Problem details: Could you transcribe every record below exactly as written, leaving out any pictures?

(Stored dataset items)
+---+
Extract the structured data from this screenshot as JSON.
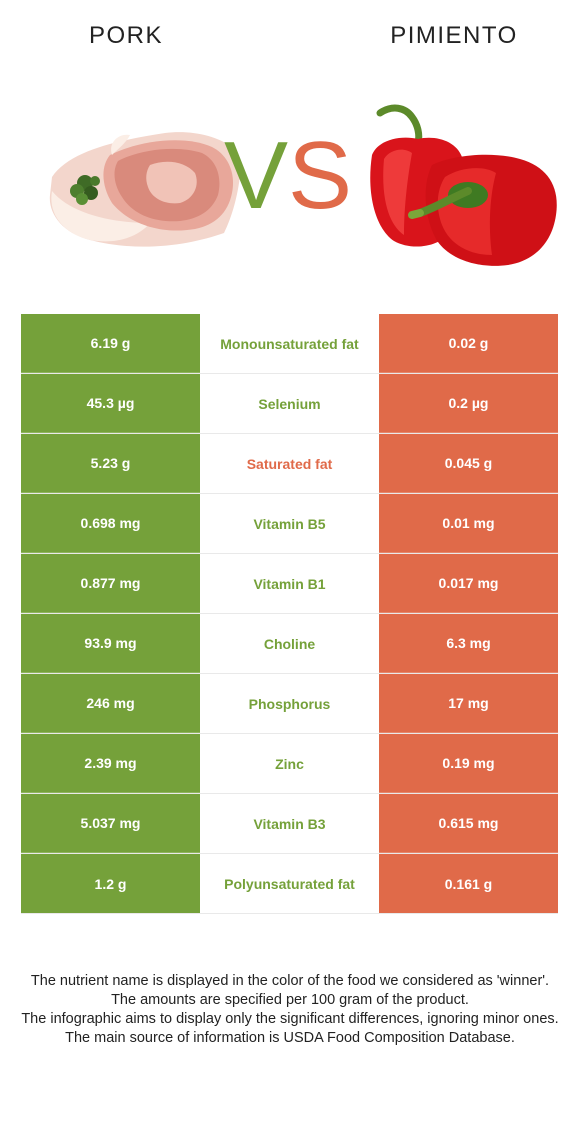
{
  "titles": {
    "left": "PORK",
    "right": "PIMIENTO"
  },
  "vs": {
    "v": "V",
    "s": "S"
  },
  "colors": {
    "left": "#75a13a",
    "right": "#e06a49"
  },
  "rows": [
    {
      "left": "6.19 g",
      "nutrient": "Monounsaturated fat",
      "winner": "left",
      "right": "0.02 g"
    },
    {
      "left": "45.3 µg",
      "nutrient": "Selenium",
      "winner": "left",
      "right": "0.2 µg"
    },
    {
      "left": "5.23 g",
      "nutrient": "Saturated fat",
      "winner": "right",
      "right": "0.045 g"
    },
    {
      "left": "0.698 mg",
      "nutrient": "Vitamin B5",
      "winner": "left",
      "right": "0.01 mg"
    },
    {
      "left": "0.877 mg",
      "nutrient": "Vitamin B1",
      "winner": "left",
      "right": "0.017 mg"
    },
    {
      "left": "93.9 mg",
      "nutrient": "Choline",
      "winner": "left",
      "right": "6.3 mg"
    },
    {
      "left": "246 mg",
      "nutrient": "Phosphorus",
      "winner": "left",
      "right": "17 mg"
    },
    {
      "left": "2.39 mg",
      "nutrient": "Zinc",
      "winner": "left",
      "right": "0.19 mg"
    },
    {
      "left": "5.037 mg",
      "nutrient": "Vitamin B3",
      "winner": "left",
      "right": "0.615 mg"
    },
    {
      "left": "1.2 g",
      "nutrient": "Polyunsaturated fat",
      "winner": "left",
      "right": "0.161 g"
    }
  ],
  "notes": [
    "The nutrient name is displayed in the color of the food we considered as 'winner'.",
    "The amounts are specified per 100 gram of the product.",
    "The infographic aims to display only the significant differences, ignoring minor ones.",
    "The main source of information is USDA Food Composition Database."
  ]
}
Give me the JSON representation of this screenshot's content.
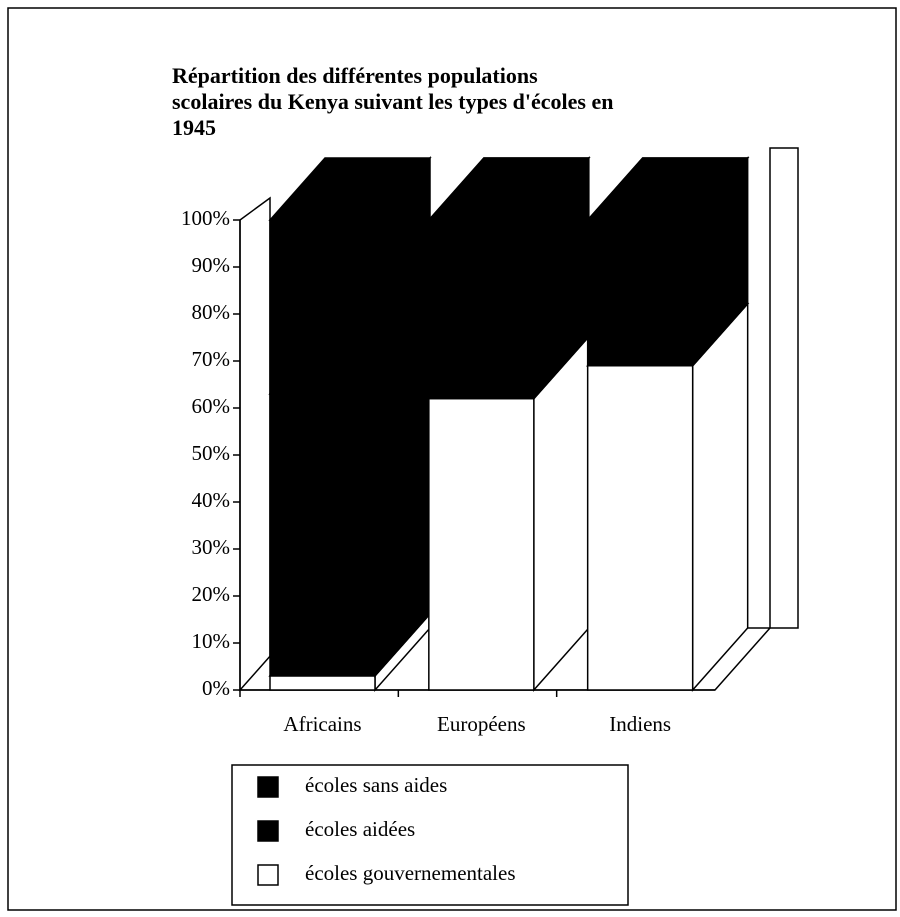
{
  "chart_data": {
    "type": "bar3d_stacked",
    "title": [
      "Répartition des différentes populations",
      "scolaires du Kenya suivant les types d'écoles en",
      "1945"
    ],
    "categories": [
      "Africains",
      "Européens",
      "Indiens"
    ],
    "series": [
      {
        "name": "écoles sans aides",
        "color": "#000000",
        "values": [
          37,
          0,
          0
        ]
      },
      {
        "name": "écoles aidées",
        "color": "#000000",
        "values": [
          60,
          38,
          31
        ]
      },
      {
        "name": "écoles gouvernementales",
        "color": "#ffffff",
        "values": [
          3,
          62,
          69
        ]
      }
    ],
    "ylim": [
      0,
      100
    ],
    "yticks": [
      {
        "value": 0,
        "label": "0%"
      },
      {
        "value": 10,
        "label": "10%"
      },
      {
        "value": 20,
        "label": "20%"
      },
      {
        "value": 30,
        "label": "30%"
      },
      {
        "value": 40,
        "label": "40%"
      },
      {
        "value": 50,
        "label": "50%"
      },
      {
        "value": 60,
        "label": "60%"
      },
      {
        "value": 70,
        "label": "70%"
      },
      {
        "value": 80,
        "label": "80%"
      },
      {
        "value": 90,
        "label": "90%"
      },
      {
        "value": 100,
        "label": "100%"
      }
    ]
  }
}
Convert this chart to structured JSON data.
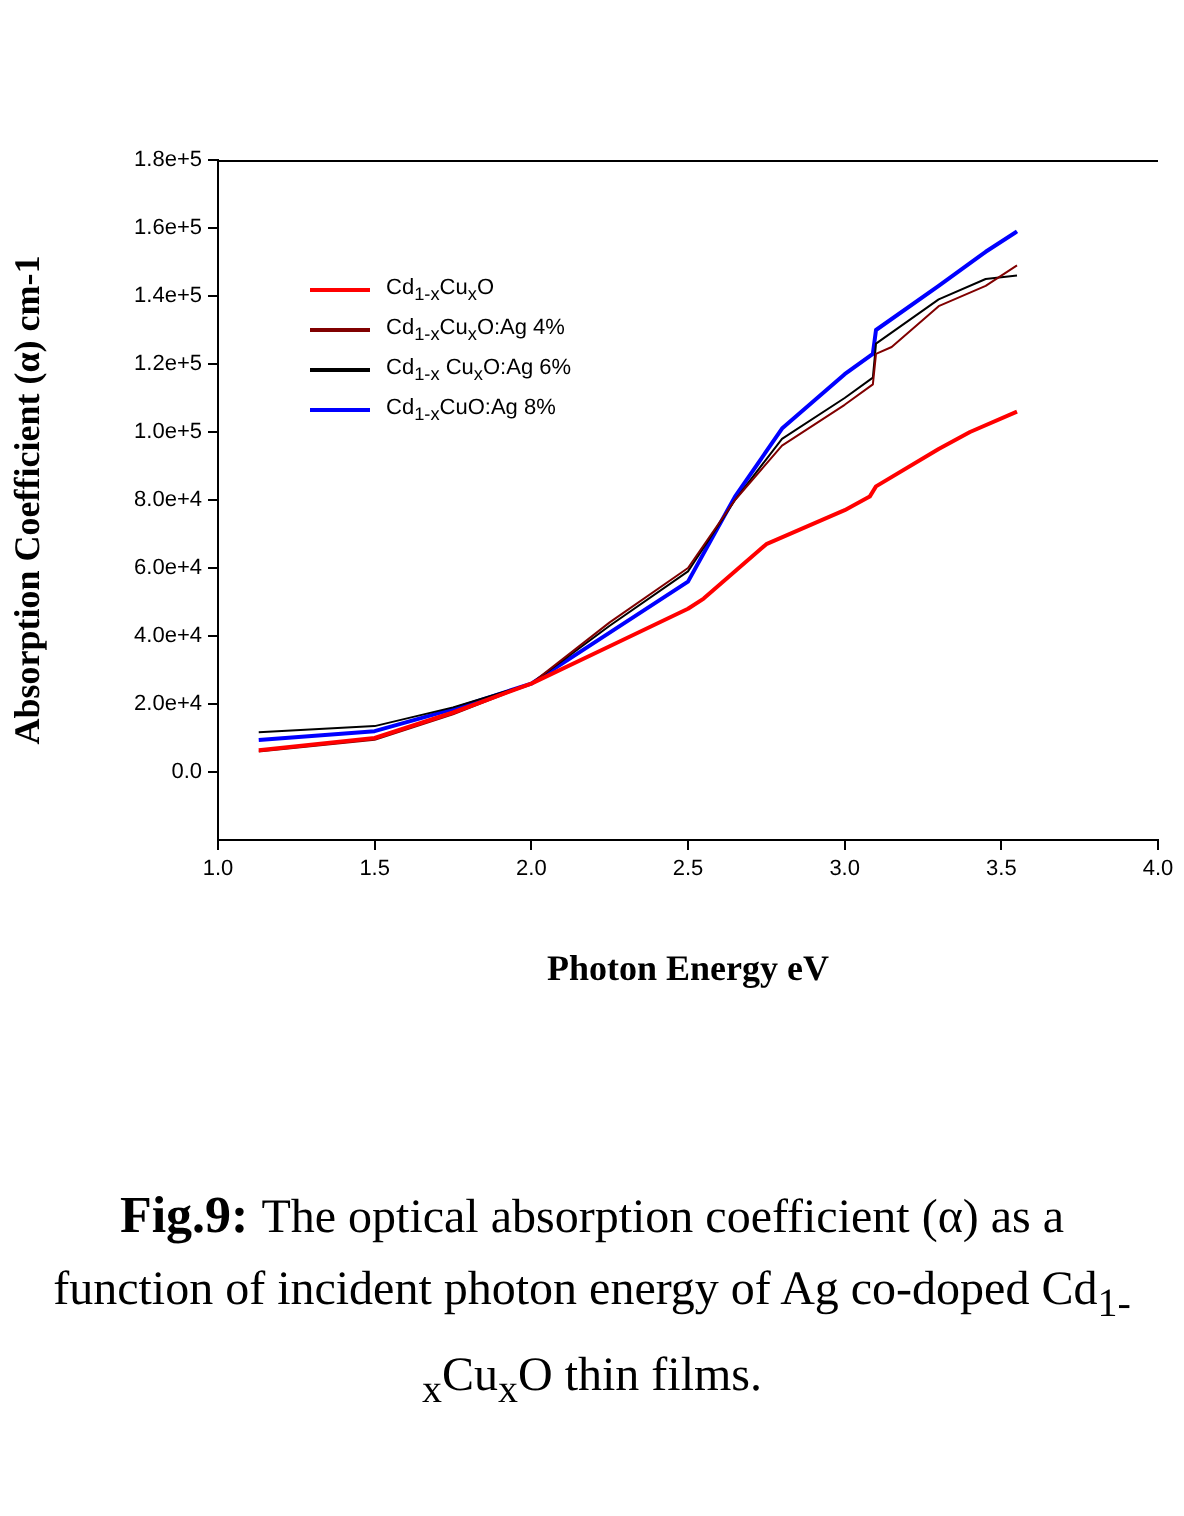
{
  "chart_data": {
    "type": "line",
    "xlabel": "Photon Energy eV",
    "ylabel": "Absorption Coefficient (α) cm-1",
    "xlim": [
      1.0,
      4.0
    ],
    "xticks": [
      {
        "value": 1,
        "label": "1.0"
      },
      {
        "value": 1.5,
        "label": "1.5"
      },
      {
        "value": 2,
        "label": "2.0"
      },
      {
        "value": 2.5,
        "label": "2.5"
      },
      {
        "value": 3,
        "label": "3.0"
      },
      {
        "value": 3.5,
        "label": "3.5"
      },
      {
        "value": 4,
        "label": "4.0"
      }
    ],
    "ylim": [
      -20000,
      180000
    ],
    "yticks": [
      {
        "value": 0,
        "label": "0.0"
      },
      {
        "value": 20000,
        "label": "2.0e+4"
      },
      {
        "value": 40000,
        "label": "4.0e+4"
      },
      {
        "value": 60000,
        "label": "6.0e+4"
      },
      {
        "value": 80000,
        "label": "8.0e+4"
      },
      {
        "value": 100000,
        "label": "1.0e+5"
      },
      {
        "value": 120000,
        "label": "1.2e+5"
      },
      {
        "value": 140000,
        "label": "1.4e+5"
      },
      {
        "value": 160000,
        "label": "1.6e+5"
      },
      {
        "value": 180000,
        "label": "1.8e+5"
      }
    ],
    "grid": false,
    "legend": "top left",
    "marker": "none",
    "line_style": "solid",
    "series": [
      {
        "name": "Cd$_{1-x}$Cu$_{x}$O",
        "color": "#ff0000",
        "x": [
          1.13,
          1.5,
          1.75,
          2.0,
          2.25,
          2.5,
          2.55,
          2.75,
          3.0,
          3.08,
          3.1,
          3.3,
          3.4,
          3.55
        ],
        "values": [
          6400,
          10000,
          17500,
          26000,
          37000,
          48000,
          51000,
          67000,
          77000,
          81000,
          84000,
          95000,
          100000,
          106000
        ]
      },
      {
        "name": "Cd$_{1-x}$Cu$_{x}$O:Ag 4%",
        "color": "#800000",
        "x": [
          1.13,
          1.5,
          1.75,
          2.0,
          2.25,
          2.5,
          2.65,
          2.8,
          3.0,
          3.09,
          3.1,
          3.15,
          3.3,
          3.45,
          3.55
        ],
        "values": [
          6000,
          9500,
          17000,
          26000,
          44000,
          60000,
          80000,
          96000,
          108000,
          114000,
          123000,
          125000,
          137000,
          143000,
          149000
        ]
      },
      {
        "name": "Cd$_{1-x}$ Cu$_{x}$O:Ag 6%",
        "color": "#000000",
        "x": [
          1.13,
          1.5,
          1.75,
          2.0,
          2.25,
          2.5,
          2.65,
          2.8,
          3.0,
          3.09,
          3.1,
          3.3,
          3.45,
          3.55
        ],
        "values": [
          11700,
          13500,
          19000,
          26000,
          43000,
          59000,
          80000,
          98000,
          110000,
          116000,
          126000,
          139000,
          145000,
          146000
        ]
      },
      {
        "name": "Cd$_{1-x}$CuO:Ag 8%",
        "color": "#0000ff",
        "x": [
          1.13,
          1.5,
          1.75,
          2.0,
          2.25,
          2.5,
          2.65,
          2.8,
          3.0,
          3.09,
          3.1,
          3.3,
          3.45,
          3.55
        ],
        "values": [
          9400,
          12000,
          18500,
          26000,
          41000,
          56000,
          81000,
          101000,
          117000,
          123000,
          130000,
          143000,
          153000,
          159000
        ]
      }
    ],
    "annotations": [
      "Fig.9:",
      "The optical absorption coefficient (α) as a function of incident photon energy of Ag co-doped Cd$_{1-x}$Cu$_{x}$O thin films."
    ]
  }
}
+---+
The completed task:
Extract the structured data from this screenshot as JSON.
{
  "titles": {
    "left": "PORK",
    "right": "PIMIENTO"
  },
  "vs": {
    "v": "V",
    "s": "S"
  },
  "colors": {
    "left": "#75a13a",
    "right": "#e06a49"
  },
  "rows": [
    {
      "left": "6.19 g",
      "nutrient": "Monounsaturated fat",
      "winner": "left",
      "right": "0.02 g"
    },
    {
      "left": "45.3 µg",
      "nutrient": "Selenium",
      "winner": "left",
      "right": "0.2 µg"
    },
    {
      "left": "5.23 g",
      "nutrient": "Saturated fat",
      "winner": "right",
      "right": "0.045 g"
    },
    {
      "left": "0.698 mg",
      "nutrient": "Vitamin B5",
      "winner": "left",
      "right": "0.01 mg"
    },
    {
      "left": "0.877 mg",
      "nutrient": "Vitamin B1",
      "winner": "left",
      "right": "0.017 mg"
    },
    {
      "left": "93.9 mg",
      "nutrient": "Choline",
      "winner": "left",
      "right": "6.3 mg"
    },
    {
      "left": "246 mg",
      "nutrient": "Phosphorus",
      "winner": "left",
      "right": "17 mg"
    },
    {
      "left": "2.39 mg",
      "nutrient": "Zinc",
      "winner": "left",
      "right": "0.19 mg"
    },
    {
      "left": "5.037 mg",
      "nutrient": "Vitamin B3",
      "winner": "left",
      "right": "0.615 mg"
    },
    {
      "left": "1.2 g",
      "nutrient": "Polyunsaturated fat",
      "winner": "left",
      "right": "0.161 g"
    }
  ],
  "notes": [
    "The nutrient name is displayed in the color of the food we considered as 'winner'.",
    "The amounts are specified per 100 gram of the product.",
    "The infographic aims to display only the significant differences, ignoring minor ones.",
    "The main source of information is USDA Food Composition Database."
  ]
}
Give me the JSON representation of this screenshot's content.
{
  "chart_data": {
    "type": "bar3d_stacked",
    "title": [
      "Répartition des différentes populations",
      "scolaires du Kenya suivant les types d'écoles en",
      "1945"
    ],
    "categories": [
      "Africains",
      "Européens",
      "Indiens"
    ],
    "series": [
      {
        "name": "écoles sans aides",
        "color": "#000000",
        "values": [
          37,
          0,
          0
        ]
      },
      {
        "name": "écoles aidées",
        "color": "#000000",
        "values": [
          60,
          38,
          31
        ]
      },
      {
        "name": "écoles gouvernementales",
        "color": "#ffffff",
        "values": [
          3,
          62,
          69
        ]
      }
    ],
    "ylim": [
      0,
      100
    ],
    "yticks": [
      {
        "value": 0,
        "label": "0%"
      },
      {
        "value": 10,
        "label": "10%"
      },
      {
        "value": 20,
        "label": "20%"
      },
      {
        "value": 30,
        "label": "30%"
      },
      {
        "value": 40,
        "label": "40%"
      },
      {
        "value": 50,
        "label": "50%"
      },
      {
        "value": 60,
        "label": "60%"
      },
      {
        "value": 70,
        "label": "70%"
      },
      {
        "value": 80,
        "label": "80%"
      },
      {
        "value": 90,
        "label": "90%"
      },
      {
        "value": 100,
        "label": "100%"
      }
    ]
  }
}
Convert this chart to structured JSON data.
{
  "chart_data": {
    "type": "line",
    "xlabel": "Photon Energy eV",
    "ylabel": "Absorption Coefficient (α) cm-1",
    "xlim": [
      1.0,
      4.0
    ],
    "xticks": [
      {
        "value": 1,
        "label": "1.0"
      },
      {
        "value": 1.5,
        "label": "1.5"
      },
      {
        "value": 2,
        "label": "2.0"
      },
      {
        "value": 2.5,
        "label": "2.5"
      },
      {
        "value": 3,
        "label": "3.0"
      },
      {
        "value": 3.5,
        "label": "3.5"
      },
      {
        "value": 4,
        "label": "4.0"
      }
    ],
    "ylim": [
      -20000,
      180000
    ],
    "yticks": [
      {
        "value": 0,
        "label": "0.0"
      },
      {
        "value": 20000,
        "label": "2.0e+4"
      },
      {
        "value": 40000,
        "label": "4.0e+4"
      },
      {
        "value": 60000,
        "label": "6.0e+4"
      },
      {
        "value": 80000,
        "label": "8.0e+4"
      },
      {
        "value": 100000,
        "label": "1.0e+5"
      },
      {
        "value": 120000,
        "label": "1.2e+5"
      },
      {
        "value": 140000,
        "label": "1.4e+5"
      },
      {
        "value": 160000,
        "label": "1.6e+5"
      },
      {
        "value": 180000,
        "label": "1.8e+5"
      }
    ],
    "grid": false,
    "legend": "top left",
    "marker": "none",
    "line_style": "solid",
    "series": [
      {
        "name": "Cd$_{1-x}$Cu$_{x}$O",
        "color": "#ff0000",
        "x": [
          1.13,
          1.5,
          1.75,
          2.0,
          2.25,
          2.5,
          2.55,
          2.75,
          3.0,
          3.08,
          3.1,
          3.3,
          3.4,
          3.55
        ],
        "values": [
          6400,
          10000,
          17500,
          26000,
          37000,
          48000,
          51000,
          67000,
          77000,
          81000,
          84000,
          95000,
          100000,
          106000
        ]
      },
      {
        "name": "Cd$_{1-x}$Cu$_{x}$O:Ag 4%",
        "color": "#800000",
        "x": [
          1.13,
          1.5,
          1.75,
          2.0,
          2.25,
          2.5,
          2.65,
          2.8,
          3.0,
          3.09,
          3.1,
          3.15,
          3.3,
          3.45,
          3.55
        ],
        "values": [
          6000,
          9500,
          17000,
          26000,
          44000,
          60000,
          80000,
          96000,
          108000,
          114000,
          123000,
          125000,
          137000,
          143000,
          149000
        ]
      },
      {
        "name": "Cd$_{1-x}$ Cu$_{x}$O:Ag 6%",
        "color": "#000000",
        "x": [
          1.13,
          1.5,
          1.75,
          2.0,
          2.25,
          2.5,
          2.65,
          2.8,
          3.0,
          3.09,
          3.1,
          3.3,
          3.45,
          3.55
        ],
        "values": [
          11700,
          13500,
          19000,
          26000,
          43000,
          59000,
          80000,
          98000,
          110000,
          116000,
          126000,
          139000,
          145000,
          146000
        ]
      },
      {
        "name": "Cd$_{1-x}$CuO:Ag 8%",
        "color": "#0000ff",
        "x": [
          1.13,
          1.5,
          1.75,
          2.0,
          2.25,
          2.5,
          2.65,
          2.8,
          3.0,
          3.09,
          3.1,
          3.3,
          3.45,
          3.55
        ],
        "values": [
          9400,
          12000,
          18500,
          26000,
          41000,
          56000,
          81000,
          101000,
          117000,
          123000,
          130000,
          143000,
          153000,
          159000
        ]
      }
    ],
    "annotations": [
      "Fig.9:",
      "The optical absorption coefficient (α) as a function of incident photon energy of Ag co-doped Cd$_{1-x}$Cu$_{x}$O thin films."
    ]
  }
}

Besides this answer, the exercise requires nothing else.